======== STORED DATA ========

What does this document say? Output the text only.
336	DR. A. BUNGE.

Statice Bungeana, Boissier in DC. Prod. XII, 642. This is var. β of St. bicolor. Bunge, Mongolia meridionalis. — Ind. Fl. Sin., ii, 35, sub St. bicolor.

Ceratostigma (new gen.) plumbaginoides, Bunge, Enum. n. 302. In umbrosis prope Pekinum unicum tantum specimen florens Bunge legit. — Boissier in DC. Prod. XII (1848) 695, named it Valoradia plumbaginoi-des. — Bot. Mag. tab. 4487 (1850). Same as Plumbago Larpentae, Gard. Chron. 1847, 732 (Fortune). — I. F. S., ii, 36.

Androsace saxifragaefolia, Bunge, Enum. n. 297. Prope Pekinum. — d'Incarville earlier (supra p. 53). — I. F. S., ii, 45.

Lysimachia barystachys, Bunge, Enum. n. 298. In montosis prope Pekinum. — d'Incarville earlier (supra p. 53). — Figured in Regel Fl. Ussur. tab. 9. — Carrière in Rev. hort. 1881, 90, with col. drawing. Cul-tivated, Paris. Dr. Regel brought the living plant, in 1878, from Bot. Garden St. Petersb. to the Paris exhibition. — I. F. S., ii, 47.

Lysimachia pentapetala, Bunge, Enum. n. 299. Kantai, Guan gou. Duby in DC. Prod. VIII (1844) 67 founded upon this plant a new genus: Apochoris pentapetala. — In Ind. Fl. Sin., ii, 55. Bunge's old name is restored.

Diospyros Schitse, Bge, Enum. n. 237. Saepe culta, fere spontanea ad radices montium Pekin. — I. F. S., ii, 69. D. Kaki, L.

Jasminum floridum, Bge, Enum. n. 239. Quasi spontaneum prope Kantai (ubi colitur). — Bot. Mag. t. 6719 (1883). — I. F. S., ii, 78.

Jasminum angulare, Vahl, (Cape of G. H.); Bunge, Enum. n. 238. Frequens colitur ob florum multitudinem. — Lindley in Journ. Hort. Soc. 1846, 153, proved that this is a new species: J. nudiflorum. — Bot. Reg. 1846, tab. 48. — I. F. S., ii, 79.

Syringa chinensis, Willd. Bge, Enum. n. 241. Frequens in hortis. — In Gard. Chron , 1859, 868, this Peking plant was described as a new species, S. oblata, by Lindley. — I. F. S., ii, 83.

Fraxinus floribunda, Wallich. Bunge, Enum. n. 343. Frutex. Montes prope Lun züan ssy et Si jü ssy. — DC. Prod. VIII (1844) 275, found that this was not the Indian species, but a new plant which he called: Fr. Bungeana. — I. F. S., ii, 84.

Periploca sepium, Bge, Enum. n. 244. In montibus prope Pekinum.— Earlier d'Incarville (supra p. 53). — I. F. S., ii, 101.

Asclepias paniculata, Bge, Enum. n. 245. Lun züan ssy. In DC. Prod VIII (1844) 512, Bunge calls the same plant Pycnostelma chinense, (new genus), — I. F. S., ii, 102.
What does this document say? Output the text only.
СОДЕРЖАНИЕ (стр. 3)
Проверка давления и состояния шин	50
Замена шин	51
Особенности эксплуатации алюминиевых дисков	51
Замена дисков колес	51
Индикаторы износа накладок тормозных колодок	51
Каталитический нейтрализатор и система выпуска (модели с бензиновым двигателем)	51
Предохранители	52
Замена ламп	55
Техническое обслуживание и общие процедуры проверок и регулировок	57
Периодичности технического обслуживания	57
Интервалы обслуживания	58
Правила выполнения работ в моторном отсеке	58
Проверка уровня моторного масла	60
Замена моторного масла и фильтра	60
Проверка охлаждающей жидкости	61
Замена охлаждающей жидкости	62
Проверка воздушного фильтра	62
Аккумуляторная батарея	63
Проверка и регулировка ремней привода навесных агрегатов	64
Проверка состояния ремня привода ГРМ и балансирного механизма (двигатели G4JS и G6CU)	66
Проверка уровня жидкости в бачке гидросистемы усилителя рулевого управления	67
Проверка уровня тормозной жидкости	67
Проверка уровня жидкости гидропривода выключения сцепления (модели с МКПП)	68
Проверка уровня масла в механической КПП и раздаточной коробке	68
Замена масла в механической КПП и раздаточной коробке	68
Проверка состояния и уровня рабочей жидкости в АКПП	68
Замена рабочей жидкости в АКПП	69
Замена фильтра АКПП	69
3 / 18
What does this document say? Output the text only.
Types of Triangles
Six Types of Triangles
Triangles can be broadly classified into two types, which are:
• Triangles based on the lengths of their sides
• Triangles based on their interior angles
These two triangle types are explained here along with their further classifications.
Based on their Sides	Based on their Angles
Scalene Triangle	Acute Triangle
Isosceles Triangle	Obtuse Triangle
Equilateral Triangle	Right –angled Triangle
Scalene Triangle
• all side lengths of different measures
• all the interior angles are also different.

========
======== STORED DATA ========

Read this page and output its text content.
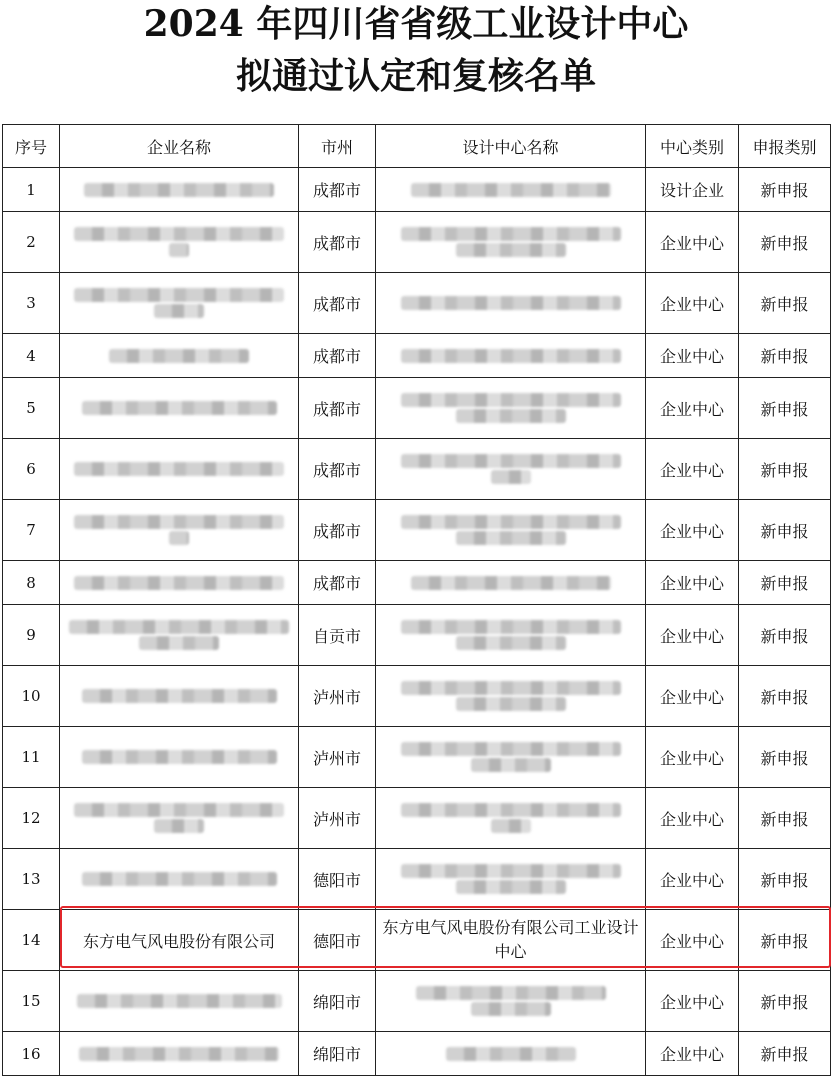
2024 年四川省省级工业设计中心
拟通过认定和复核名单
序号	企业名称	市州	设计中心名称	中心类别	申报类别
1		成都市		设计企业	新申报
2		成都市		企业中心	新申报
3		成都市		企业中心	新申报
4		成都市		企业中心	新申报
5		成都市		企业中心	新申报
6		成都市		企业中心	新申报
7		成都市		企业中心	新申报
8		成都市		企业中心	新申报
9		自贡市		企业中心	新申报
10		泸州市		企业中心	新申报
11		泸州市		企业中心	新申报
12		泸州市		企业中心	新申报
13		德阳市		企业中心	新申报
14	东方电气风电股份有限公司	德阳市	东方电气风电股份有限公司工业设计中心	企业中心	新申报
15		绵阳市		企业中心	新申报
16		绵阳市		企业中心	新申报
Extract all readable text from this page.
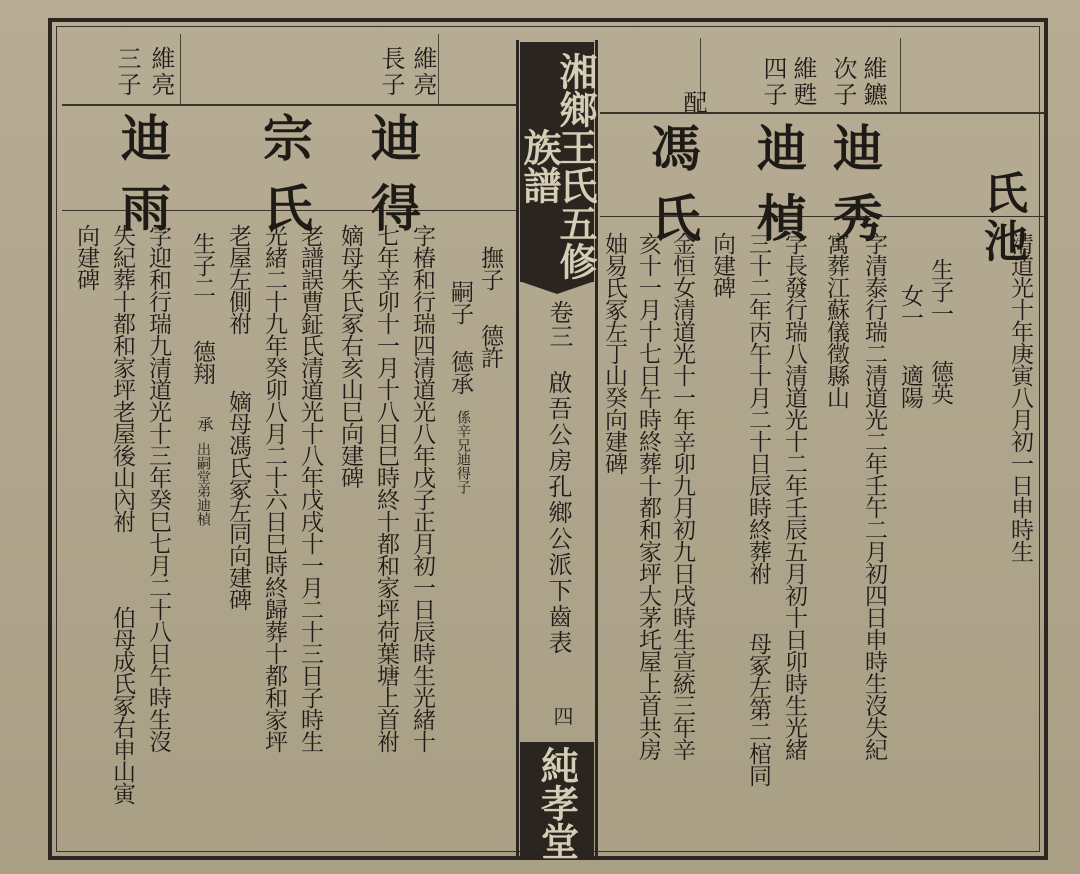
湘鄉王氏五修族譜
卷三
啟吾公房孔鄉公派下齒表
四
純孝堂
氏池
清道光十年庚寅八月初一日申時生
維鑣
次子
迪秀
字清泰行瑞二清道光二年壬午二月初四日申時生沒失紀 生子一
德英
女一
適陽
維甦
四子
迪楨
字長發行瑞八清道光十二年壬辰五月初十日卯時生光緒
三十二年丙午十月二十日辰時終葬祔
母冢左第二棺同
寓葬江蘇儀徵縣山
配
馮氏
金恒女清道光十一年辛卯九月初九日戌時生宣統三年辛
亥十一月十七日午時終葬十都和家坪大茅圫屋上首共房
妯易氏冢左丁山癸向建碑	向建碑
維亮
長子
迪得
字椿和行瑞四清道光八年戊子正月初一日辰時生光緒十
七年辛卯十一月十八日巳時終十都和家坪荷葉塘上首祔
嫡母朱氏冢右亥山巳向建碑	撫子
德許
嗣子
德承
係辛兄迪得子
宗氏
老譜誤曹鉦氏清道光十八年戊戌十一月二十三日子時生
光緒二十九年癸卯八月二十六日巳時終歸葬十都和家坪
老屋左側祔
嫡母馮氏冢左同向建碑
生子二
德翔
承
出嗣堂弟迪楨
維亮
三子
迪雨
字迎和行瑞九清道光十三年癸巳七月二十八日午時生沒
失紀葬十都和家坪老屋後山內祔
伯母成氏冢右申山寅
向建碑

========

YOUR OBJECTIVE: Find the lines above holding the word "масла" and show them.

TASK ANSWER:
Проверка уровня моторного масла	60
Замена моторного масла и фильтра	60
Проверка уровня масла в механической КПП и раздаточной коробке	68
Замена масла в механической КПП и раздаточной коробке	68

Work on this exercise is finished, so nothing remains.